### To do
Determine the number of lines in these entries that hold the word "Njogu". Give the number and nothing more.

### Records supplied
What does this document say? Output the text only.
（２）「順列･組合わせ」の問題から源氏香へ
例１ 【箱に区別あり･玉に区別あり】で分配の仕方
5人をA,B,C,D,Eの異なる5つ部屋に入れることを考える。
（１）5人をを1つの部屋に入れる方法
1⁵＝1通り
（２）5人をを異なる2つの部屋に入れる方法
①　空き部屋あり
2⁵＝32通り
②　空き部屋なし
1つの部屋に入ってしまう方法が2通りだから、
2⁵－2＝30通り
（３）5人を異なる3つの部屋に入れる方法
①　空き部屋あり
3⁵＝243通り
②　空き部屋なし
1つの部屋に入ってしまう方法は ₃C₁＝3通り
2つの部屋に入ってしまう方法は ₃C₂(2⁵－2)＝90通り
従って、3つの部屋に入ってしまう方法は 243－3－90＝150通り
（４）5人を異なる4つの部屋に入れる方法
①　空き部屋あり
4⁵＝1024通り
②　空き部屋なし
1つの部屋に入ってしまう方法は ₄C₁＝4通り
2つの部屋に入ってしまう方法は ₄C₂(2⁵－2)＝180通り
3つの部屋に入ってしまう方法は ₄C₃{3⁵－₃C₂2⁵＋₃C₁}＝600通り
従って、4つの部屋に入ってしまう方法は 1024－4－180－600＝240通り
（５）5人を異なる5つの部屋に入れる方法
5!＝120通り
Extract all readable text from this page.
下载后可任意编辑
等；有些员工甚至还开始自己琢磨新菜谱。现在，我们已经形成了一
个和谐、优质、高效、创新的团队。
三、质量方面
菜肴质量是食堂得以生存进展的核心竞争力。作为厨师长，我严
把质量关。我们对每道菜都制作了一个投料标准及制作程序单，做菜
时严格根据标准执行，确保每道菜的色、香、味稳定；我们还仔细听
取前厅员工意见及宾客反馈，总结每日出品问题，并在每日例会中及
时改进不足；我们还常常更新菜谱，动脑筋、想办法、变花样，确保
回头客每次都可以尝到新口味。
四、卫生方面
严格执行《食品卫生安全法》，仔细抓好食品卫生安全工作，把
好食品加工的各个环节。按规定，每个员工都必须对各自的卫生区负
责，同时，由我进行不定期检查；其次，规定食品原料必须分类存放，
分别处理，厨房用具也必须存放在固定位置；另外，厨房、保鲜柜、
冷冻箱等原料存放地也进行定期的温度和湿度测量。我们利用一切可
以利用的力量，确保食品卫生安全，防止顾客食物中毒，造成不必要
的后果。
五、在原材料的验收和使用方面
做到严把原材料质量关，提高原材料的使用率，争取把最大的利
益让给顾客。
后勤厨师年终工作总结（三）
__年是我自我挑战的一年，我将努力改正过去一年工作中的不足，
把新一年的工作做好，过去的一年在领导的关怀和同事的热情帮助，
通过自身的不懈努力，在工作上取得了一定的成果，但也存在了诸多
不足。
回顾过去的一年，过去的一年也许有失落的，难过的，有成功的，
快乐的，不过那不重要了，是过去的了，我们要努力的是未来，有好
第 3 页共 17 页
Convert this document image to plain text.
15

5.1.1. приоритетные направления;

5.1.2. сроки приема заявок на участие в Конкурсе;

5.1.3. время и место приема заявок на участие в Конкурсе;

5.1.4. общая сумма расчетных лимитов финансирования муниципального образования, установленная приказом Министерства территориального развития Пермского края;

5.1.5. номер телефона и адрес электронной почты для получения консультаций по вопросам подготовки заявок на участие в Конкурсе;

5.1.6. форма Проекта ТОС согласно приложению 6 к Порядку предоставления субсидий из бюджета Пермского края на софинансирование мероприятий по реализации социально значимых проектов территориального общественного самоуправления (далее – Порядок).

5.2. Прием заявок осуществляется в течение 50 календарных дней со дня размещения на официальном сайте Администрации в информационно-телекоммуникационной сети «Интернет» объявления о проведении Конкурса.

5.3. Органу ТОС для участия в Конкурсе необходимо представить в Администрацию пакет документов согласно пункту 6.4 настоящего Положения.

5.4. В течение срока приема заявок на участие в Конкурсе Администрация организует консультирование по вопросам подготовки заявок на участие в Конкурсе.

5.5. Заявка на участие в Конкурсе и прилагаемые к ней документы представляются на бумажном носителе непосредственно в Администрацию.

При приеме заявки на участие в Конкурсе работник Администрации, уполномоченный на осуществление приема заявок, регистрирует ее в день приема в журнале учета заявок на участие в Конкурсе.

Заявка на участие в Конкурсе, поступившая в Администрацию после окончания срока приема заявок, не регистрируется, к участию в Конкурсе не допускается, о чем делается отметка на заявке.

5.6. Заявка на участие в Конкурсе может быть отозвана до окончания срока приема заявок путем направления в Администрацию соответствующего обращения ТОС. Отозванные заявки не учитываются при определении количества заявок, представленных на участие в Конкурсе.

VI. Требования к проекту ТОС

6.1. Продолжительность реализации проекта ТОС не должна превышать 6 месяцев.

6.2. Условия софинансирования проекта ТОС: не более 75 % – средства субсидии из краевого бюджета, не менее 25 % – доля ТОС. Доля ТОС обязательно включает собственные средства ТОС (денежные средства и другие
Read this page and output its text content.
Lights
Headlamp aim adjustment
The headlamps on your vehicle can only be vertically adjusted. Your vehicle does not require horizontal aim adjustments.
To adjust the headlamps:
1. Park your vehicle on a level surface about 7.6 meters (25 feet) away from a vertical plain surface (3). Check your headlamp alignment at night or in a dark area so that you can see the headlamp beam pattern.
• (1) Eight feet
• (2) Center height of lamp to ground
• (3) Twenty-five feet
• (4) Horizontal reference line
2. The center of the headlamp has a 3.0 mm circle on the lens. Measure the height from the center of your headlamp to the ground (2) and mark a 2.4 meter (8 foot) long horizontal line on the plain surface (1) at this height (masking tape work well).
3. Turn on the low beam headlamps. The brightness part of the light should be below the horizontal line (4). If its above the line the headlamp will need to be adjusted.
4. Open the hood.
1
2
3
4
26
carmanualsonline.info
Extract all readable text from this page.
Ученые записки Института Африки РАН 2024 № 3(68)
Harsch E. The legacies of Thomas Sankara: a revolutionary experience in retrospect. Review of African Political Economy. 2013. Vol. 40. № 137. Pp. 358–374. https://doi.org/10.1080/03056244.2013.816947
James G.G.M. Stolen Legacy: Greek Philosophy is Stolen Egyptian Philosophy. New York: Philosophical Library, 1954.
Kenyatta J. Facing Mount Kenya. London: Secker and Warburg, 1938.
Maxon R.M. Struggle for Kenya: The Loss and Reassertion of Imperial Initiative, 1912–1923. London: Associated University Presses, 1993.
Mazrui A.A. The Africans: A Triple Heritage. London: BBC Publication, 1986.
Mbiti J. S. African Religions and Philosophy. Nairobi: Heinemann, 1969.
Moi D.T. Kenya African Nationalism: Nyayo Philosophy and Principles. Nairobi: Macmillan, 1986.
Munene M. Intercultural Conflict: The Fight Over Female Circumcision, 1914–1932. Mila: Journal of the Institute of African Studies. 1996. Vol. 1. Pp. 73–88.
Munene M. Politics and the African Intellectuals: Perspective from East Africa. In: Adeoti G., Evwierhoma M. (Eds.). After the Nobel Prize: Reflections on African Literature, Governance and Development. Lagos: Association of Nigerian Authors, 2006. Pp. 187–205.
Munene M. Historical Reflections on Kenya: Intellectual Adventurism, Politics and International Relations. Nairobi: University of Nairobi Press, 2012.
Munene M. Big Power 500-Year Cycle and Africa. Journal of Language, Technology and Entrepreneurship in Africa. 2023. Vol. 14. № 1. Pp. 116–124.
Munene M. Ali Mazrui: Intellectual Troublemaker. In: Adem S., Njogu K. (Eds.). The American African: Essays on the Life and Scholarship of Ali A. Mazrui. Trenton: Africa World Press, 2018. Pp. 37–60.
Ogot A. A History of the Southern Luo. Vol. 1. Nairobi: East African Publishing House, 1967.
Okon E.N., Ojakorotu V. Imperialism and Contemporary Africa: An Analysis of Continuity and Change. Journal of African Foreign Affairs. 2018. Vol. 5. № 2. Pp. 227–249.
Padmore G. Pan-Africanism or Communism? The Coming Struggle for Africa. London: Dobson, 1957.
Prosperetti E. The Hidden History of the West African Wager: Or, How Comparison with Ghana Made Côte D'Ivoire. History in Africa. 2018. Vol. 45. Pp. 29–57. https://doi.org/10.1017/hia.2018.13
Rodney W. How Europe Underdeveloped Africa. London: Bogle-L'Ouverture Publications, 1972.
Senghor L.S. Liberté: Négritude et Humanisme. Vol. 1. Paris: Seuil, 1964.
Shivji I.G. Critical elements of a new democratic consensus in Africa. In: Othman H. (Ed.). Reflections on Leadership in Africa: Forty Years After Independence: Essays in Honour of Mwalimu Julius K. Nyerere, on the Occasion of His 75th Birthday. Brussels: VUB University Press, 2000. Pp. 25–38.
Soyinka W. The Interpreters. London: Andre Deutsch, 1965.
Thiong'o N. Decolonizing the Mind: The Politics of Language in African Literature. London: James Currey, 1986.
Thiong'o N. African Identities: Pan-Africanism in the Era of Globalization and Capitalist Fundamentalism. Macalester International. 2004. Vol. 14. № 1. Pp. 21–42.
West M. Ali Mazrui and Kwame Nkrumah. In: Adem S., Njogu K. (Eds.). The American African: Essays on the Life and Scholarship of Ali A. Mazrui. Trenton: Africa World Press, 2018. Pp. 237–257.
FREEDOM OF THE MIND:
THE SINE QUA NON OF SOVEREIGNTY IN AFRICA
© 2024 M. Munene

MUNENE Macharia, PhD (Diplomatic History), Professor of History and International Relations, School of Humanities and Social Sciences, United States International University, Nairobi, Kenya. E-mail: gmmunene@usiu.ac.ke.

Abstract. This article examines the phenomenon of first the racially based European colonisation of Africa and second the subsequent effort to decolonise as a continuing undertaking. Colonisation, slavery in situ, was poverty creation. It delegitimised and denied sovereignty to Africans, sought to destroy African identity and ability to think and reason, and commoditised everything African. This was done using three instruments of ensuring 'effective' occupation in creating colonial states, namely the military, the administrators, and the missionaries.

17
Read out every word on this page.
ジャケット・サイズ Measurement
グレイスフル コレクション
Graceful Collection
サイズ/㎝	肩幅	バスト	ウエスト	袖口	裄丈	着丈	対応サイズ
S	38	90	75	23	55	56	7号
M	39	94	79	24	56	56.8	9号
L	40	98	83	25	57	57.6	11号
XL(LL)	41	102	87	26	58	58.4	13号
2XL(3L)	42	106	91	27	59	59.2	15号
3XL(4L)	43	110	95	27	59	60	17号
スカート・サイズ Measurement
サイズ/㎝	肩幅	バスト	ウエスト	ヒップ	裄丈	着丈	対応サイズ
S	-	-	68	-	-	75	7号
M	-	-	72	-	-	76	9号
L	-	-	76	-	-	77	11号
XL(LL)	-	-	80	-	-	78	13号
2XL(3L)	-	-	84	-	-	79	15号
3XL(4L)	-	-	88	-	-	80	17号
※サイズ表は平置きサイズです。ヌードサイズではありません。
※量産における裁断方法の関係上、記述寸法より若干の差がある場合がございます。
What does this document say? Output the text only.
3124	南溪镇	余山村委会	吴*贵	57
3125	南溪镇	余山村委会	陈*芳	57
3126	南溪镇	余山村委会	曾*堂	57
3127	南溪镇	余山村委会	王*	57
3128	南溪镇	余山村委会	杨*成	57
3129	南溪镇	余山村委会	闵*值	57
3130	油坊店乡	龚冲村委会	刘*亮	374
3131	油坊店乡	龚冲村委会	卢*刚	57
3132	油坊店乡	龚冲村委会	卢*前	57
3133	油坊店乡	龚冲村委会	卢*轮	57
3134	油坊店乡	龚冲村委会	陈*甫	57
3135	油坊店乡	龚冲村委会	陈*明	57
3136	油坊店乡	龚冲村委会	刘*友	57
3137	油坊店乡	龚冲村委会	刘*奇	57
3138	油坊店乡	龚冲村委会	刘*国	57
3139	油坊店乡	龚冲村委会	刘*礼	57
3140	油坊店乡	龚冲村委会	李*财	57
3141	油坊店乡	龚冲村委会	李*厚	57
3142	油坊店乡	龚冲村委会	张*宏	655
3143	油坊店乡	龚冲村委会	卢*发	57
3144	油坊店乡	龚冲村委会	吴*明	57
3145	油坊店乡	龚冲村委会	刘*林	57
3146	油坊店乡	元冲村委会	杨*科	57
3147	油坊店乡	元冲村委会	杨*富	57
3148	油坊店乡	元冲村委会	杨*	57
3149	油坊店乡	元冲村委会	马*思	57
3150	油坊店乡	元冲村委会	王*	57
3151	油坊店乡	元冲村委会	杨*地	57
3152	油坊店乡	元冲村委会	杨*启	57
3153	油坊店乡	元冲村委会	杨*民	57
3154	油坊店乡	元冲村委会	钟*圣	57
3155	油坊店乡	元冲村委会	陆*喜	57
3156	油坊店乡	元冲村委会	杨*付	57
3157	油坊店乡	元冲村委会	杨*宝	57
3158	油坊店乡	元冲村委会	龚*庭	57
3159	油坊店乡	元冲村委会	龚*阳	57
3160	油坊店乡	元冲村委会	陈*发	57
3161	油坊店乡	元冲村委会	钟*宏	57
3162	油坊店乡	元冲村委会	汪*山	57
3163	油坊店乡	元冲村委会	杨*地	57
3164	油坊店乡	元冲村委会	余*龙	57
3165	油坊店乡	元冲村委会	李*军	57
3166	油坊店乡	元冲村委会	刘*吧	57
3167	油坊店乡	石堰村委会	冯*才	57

### Right answer
2